■ **WORK TO COMPLETE**:
Retype the passage about rambling article openings word for word, starting with "I really don't" and going on through "to pick from.".
## BEGIN PASSAGE
“I’ve always hated coffee” said Joe Bloggs, sipping his chai latte as he sits somewhat dishevelled in a grey overcoat that insulates him against the wintry London weather. The Hackney coffeehouse he chose for this interview specialises in Peruvian blends, an apt reflection of his latest film set in South America.
... (insert interview)
... Joe, for one, will be hoping reviews for his next film is more of a blend than a roast.
I've never realized how much I hate that meandering and how difficult it's becoming to go through those overlong pieces until I saw it verbalized in this thread.
I know the kind of article you mean. I always exit them quickly. If that style helps in SEO, surety it is offset by people not wanting to read that kind of crap. Funny post, though.
I really don't think people do it for SEO reasons. People that do that for SEO tend to write text that is on-topic but explain simple things in drawn out ways using lots of related keywords.
I think people that write articles that start with long anecdotes (which are usually linked back to in the end) are trying to emulate the writing style you'd usually see in newspapers and magazine going back decades. It doesn't work well on the web I feel when there's an abundance of information where you're trying to filter through what's useful to read and what isn't. It's different when you're e.g. reading a magazine and have limited articles to pick from.
It doesn't work in magazines and newspapers either, but certain writerly circles (mostly American ones) consist of telling each other that this kind of fluff is a good idea.
## END PASSAGE
## BEGIN DATASET RECORDS
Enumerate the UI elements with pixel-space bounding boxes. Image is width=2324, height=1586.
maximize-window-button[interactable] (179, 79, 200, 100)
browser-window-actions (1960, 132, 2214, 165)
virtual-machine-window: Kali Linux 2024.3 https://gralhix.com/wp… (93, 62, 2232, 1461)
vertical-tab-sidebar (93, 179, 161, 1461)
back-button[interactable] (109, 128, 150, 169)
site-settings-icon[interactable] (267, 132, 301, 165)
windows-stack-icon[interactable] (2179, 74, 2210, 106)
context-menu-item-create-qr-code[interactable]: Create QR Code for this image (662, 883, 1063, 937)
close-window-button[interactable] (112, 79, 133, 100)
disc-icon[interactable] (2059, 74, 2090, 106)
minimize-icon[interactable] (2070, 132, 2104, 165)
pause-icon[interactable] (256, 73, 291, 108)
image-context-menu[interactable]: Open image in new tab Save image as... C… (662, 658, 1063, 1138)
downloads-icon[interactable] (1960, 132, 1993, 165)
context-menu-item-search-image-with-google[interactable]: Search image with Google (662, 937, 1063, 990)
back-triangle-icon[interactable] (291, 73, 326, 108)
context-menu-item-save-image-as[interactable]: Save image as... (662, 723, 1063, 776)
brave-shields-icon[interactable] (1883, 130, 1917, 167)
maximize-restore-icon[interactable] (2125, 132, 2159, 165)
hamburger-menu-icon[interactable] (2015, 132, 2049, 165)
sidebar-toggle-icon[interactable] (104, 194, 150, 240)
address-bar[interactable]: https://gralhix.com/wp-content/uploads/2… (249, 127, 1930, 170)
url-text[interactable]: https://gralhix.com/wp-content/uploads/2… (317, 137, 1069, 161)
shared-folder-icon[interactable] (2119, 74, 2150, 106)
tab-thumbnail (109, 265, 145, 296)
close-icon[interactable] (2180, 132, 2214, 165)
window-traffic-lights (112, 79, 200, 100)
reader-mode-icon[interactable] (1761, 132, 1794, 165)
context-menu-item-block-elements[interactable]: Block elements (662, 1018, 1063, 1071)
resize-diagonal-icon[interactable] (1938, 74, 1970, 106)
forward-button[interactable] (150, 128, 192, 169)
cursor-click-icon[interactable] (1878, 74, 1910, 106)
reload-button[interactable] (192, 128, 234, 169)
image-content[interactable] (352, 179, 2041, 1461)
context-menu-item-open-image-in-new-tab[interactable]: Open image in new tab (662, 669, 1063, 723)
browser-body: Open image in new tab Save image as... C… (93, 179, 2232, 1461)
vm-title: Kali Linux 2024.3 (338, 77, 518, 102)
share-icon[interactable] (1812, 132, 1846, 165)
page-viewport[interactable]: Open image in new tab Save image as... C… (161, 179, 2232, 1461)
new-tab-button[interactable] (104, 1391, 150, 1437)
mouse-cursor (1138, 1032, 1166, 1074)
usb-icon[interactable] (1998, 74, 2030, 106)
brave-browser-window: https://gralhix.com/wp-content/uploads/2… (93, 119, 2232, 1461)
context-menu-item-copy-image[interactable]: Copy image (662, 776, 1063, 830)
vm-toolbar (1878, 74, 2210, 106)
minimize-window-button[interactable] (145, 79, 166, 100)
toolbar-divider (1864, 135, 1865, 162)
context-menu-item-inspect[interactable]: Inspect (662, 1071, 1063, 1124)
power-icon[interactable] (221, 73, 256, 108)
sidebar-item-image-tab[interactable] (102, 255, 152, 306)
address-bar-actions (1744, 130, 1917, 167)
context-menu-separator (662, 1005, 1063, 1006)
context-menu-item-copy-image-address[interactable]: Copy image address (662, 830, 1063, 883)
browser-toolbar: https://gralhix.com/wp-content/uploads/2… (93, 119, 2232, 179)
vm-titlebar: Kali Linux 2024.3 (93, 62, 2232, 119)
## END DATASET RECORDS
■ **RESULT FOR THIS TASK**:
I really don't think people do it for SEO reasons. People that do that for SEO tend to write text that is on-topic but explain simple things in drawn out ways using lots of related keywords.
I think people that write articles that start with long anecdotes (which are usually linked back to in the end) are trying to emulate the writing style you'd usually see in newspapers and magazine going back decades. It doesn't work well on the web I feel when there's an abundance of information where you're trying to filter through what's useful to read and what isn't. It's different when you're e.g. reading a magazine and have limited articles to pick from.